> [DATA SHOWN]:

%%

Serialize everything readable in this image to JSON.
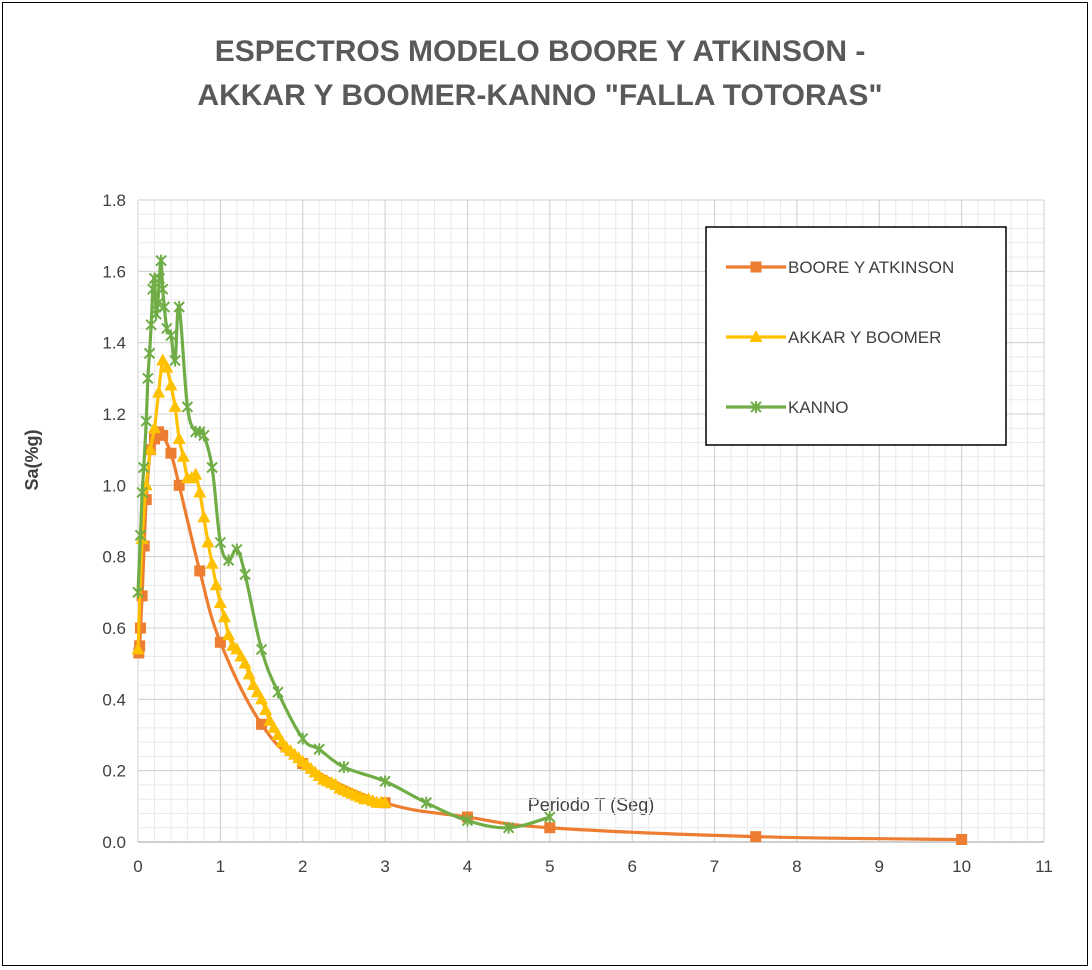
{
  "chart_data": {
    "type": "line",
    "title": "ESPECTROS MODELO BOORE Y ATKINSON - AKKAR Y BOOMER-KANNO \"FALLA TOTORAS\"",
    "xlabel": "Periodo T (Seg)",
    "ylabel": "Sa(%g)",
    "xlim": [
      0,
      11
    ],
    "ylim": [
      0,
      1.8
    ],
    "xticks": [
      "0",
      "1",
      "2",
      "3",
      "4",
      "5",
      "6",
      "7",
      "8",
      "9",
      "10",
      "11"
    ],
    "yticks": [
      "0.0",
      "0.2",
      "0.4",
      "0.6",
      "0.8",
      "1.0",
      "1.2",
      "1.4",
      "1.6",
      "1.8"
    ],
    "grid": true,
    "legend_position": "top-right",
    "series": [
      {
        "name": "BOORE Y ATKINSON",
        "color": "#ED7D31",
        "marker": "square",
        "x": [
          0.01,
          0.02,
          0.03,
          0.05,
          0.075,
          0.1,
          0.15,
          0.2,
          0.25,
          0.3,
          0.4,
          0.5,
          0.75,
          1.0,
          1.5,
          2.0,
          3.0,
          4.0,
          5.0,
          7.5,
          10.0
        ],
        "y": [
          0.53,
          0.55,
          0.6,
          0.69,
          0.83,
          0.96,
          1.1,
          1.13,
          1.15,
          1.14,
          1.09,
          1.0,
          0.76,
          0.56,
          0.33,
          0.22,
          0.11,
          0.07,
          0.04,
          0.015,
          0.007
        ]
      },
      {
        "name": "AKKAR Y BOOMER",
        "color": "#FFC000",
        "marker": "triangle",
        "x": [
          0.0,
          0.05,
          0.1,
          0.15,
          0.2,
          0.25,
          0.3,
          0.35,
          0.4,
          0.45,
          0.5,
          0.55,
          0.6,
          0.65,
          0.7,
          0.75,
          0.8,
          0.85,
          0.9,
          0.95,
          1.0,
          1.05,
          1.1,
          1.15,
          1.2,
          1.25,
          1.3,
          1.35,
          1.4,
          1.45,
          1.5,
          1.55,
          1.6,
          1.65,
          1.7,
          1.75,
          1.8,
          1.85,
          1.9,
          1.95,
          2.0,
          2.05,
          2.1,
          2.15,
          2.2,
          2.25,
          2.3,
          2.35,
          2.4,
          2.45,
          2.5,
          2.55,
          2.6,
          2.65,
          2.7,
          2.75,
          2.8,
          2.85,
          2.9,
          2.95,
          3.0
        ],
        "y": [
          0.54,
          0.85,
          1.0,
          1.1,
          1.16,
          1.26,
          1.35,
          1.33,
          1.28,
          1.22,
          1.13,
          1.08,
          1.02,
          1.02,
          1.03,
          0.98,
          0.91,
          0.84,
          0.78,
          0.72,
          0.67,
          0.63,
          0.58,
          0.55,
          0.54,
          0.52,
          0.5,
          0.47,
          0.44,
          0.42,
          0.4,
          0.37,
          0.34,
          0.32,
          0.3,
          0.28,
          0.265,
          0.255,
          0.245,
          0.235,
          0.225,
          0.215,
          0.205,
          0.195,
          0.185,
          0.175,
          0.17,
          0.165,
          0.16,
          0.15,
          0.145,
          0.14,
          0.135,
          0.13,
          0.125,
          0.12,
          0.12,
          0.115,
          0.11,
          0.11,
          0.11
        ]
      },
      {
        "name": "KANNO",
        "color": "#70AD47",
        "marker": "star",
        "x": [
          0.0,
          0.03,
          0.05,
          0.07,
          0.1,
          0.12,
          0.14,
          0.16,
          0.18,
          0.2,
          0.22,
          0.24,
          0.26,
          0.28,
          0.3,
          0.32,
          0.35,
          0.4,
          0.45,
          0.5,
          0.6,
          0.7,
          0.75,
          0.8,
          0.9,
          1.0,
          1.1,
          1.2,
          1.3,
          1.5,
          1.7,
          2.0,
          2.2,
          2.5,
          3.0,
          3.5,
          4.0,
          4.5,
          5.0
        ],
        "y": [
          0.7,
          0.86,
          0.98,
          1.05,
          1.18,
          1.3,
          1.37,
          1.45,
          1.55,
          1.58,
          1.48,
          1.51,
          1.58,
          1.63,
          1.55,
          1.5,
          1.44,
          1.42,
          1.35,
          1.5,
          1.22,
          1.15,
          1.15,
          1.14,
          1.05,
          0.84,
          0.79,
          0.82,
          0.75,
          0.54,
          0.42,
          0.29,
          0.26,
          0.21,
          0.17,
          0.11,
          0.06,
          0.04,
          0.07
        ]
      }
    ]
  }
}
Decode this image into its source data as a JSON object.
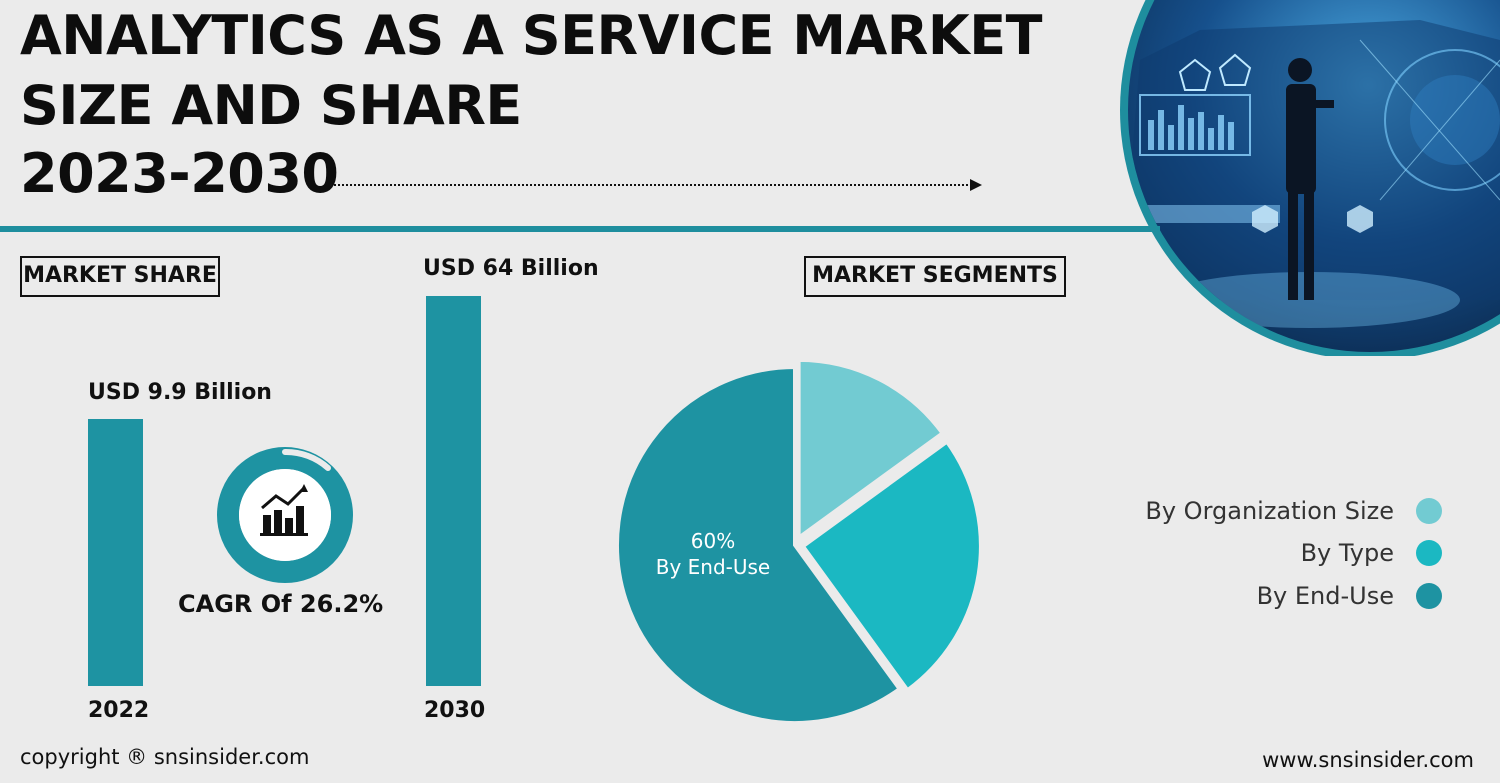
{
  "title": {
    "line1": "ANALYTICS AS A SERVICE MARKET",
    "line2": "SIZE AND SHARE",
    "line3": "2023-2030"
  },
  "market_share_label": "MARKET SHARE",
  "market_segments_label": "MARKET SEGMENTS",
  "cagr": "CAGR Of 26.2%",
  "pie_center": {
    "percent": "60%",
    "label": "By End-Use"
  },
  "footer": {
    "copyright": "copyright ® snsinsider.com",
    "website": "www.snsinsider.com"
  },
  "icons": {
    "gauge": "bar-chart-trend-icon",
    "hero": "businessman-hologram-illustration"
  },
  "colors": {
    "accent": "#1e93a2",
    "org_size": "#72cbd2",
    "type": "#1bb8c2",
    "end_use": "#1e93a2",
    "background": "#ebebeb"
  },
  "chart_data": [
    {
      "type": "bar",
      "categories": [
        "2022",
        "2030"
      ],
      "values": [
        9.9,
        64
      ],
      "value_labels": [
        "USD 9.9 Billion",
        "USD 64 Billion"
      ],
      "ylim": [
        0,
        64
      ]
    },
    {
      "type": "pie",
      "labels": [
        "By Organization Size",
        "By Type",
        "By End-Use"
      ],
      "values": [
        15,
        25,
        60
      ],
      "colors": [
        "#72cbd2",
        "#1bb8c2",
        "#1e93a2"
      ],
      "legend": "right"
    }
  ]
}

%%
%%

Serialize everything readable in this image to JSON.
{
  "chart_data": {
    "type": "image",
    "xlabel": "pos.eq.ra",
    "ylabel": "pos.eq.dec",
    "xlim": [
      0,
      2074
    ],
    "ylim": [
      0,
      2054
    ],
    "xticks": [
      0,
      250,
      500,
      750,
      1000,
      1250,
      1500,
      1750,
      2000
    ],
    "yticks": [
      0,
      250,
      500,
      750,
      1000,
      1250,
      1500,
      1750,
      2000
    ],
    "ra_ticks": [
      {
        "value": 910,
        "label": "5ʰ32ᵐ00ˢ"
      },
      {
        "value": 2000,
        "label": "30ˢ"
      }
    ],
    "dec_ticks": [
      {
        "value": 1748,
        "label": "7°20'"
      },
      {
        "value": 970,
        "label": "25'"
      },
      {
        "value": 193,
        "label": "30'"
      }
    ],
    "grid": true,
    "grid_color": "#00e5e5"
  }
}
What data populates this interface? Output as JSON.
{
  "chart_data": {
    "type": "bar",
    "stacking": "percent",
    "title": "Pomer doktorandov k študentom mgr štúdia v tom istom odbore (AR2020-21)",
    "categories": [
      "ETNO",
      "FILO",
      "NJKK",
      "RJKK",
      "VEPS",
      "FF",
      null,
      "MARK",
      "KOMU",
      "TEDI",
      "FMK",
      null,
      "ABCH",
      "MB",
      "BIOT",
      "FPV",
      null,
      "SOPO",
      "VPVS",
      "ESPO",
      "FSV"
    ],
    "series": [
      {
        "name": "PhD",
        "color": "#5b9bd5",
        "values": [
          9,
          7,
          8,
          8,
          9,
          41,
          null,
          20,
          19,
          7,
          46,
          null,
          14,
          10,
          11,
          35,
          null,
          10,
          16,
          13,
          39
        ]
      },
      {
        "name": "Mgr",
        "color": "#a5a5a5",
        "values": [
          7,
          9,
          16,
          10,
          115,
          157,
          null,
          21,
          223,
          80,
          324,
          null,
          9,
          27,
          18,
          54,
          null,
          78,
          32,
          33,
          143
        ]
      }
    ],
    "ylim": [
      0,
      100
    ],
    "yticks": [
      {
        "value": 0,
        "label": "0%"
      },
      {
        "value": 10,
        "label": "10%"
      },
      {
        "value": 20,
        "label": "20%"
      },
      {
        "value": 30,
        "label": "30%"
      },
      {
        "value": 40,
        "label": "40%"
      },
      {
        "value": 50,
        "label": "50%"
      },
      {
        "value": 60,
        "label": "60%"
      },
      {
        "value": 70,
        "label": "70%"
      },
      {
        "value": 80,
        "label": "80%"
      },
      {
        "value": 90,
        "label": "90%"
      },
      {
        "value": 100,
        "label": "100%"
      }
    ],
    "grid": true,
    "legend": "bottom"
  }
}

%%

> [SET PROBLEM]: Scan the material and collect every line that contains "xlabel".

> [FINISHED ANSWER]:
    "xlabel": "Periodo T (Seg)",
    "xlabel": "pos.eq.ra",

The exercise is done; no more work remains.